課題 A: 共有型パスワードマネージャを紹介する提示文では、RatticWebは何を用いたWebアプリケーションとされていますか。
課題 B: 提示文に名称が出てくるソフトウェア、プログラミング言語、フレームワークをすべて挙げてください。
課題 C: 共有型パスワードマネージャを紹介する提示文の続きを、最後の文の後から書き継いでください。

====== 提示文 ======

こんにちは。CTOの馬場です。
なんだかんだでひとつの機密情報を複数人で管理する必要があるケース、ありますよね。 人に紐付いていないユーザのパスワードとか、 管理者権限をユーザひとりしか指定できないサービスとか...。 なんだかんだでまだまだあると思います。 弊社にもあります。
今回はそのソリューションの選択肢になるかもしれない、 ブラウザから使える共有型パスワードマネージャ RatticWeb と、 そのCLIクライアント go-ratticcli を紹介します。
RatticWeb
Python + Django のWebアプリケーションです。 まあまあ欲しい機能はひととおり揃っています。

====== データ抜粋 ======

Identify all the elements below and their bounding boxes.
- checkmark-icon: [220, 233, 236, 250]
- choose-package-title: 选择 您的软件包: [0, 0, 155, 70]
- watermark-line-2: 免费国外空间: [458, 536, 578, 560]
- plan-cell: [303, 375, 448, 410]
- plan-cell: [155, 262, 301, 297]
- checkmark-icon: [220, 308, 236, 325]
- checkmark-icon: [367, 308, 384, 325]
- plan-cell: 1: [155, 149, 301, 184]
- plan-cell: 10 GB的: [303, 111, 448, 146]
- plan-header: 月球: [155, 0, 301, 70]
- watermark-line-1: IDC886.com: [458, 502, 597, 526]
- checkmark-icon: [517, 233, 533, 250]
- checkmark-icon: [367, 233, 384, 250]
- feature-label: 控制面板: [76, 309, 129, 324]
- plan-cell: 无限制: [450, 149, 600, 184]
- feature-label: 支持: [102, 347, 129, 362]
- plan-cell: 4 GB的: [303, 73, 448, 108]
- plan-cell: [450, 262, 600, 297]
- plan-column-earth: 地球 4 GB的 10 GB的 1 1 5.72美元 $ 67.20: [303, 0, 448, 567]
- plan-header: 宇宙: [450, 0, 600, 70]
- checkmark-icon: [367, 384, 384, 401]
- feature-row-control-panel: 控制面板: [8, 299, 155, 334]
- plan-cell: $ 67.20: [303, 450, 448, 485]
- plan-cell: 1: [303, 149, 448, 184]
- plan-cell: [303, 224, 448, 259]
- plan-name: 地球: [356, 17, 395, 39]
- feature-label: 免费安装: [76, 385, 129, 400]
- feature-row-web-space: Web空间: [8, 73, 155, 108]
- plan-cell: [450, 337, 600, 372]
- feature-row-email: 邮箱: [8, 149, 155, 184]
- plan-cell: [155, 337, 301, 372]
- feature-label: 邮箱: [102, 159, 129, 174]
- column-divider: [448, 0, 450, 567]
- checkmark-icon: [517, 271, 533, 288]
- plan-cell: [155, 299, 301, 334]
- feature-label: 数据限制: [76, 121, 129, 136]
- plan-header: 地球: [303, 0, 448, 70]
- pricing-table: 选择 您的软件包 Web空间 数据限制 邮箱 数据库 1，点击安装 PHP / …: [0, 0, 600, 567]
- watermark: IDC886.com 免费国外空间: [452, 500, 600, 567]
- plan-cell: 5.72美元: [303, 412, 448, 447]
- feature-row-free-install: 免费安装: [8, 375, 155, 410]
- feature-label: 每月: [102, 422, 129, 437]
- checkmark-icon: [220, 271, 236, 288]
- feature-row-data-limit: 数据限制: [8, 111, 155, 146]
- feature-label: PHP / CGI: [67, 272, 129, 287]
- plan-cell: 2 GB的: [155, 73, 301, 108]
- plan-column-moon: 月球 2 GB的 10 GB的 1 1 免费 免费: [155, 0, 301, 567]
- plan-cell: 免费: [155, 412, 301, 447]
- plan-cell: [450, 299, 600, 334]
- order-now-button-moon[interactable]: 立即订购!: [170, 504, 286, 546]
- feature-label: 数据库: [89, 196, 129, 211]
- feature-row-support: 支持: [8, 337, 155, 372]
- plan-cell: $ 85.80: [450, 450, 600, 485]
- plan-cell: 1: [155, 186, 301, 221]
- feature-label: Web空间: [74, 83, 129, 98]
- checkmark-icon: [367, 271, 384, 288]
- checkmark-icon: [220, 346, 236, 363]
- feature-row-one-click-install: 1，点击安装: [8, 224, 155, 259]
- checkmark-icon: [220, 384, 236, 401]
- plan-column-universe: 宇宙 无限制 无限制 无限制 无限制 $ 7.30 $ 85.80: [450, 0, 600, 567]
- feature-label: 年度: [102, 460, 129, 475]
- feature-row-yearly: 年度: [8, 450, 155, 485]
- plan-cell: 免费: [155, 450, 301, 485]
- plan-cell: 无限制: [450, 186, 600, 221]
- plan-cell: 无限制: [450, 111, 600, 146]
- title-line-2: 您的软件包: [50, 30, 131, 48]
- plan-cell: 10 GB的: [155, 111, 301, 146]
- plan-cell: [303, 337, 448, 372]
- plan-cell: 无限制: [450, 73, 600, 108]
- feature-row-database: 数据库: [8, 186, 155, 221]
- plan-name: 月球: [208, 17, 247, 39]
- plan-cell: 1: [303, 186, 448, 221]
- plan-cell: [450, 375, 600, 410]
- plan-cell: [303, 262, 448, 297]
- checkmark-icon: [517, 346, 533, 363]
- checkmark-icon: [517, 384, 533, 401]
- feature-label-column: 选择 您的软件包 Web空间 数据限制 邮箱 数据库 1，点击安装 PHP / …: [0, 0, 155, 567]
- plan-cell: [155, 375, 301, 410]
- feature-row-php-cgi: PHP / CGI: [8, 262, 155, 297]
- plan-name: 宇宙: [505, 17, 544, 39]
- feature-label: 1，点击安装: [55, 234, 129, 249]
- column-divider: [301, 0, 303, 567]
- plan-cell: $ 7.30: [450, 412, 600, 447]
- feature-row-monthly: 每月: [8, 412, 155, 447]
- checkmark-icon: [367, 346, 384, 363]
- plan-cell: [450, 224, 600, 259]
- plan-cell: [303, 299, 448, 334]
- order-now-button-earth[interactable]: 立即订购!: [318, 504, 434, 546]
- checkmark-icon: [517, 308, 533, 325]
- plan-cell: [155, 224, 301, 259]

======

解答 A: Python + Django です。

解答 B: RatticWeb、go-ratticcli、Python、Django

解答 C:
- RatticWeb内でグループを作り、グループ内のユーザでパスワードなどを共有できる
- RatticWeb自体のユーザ認証もできるし、LDAPやGoogle OAuth2ログインもできる
- APIキーを発行しHTTP/HTTPS + JSONで利用できる
- RatticWeb上で管理者が「どのパスワードを誰がいつ閲覧したか・操作したか」の監査ログを確認できる
推奨プログラミング言語がPythonとGo、推奨データ通信インターフェースがHTTPS + JSONの弊社としては、 なかなか使いやすいツールです。
もともとのリポジトリ tildaslash/RatticWeb がさっぱりメンテナンスされていないようなので、 わたしがforkしていろいろ手を入れました。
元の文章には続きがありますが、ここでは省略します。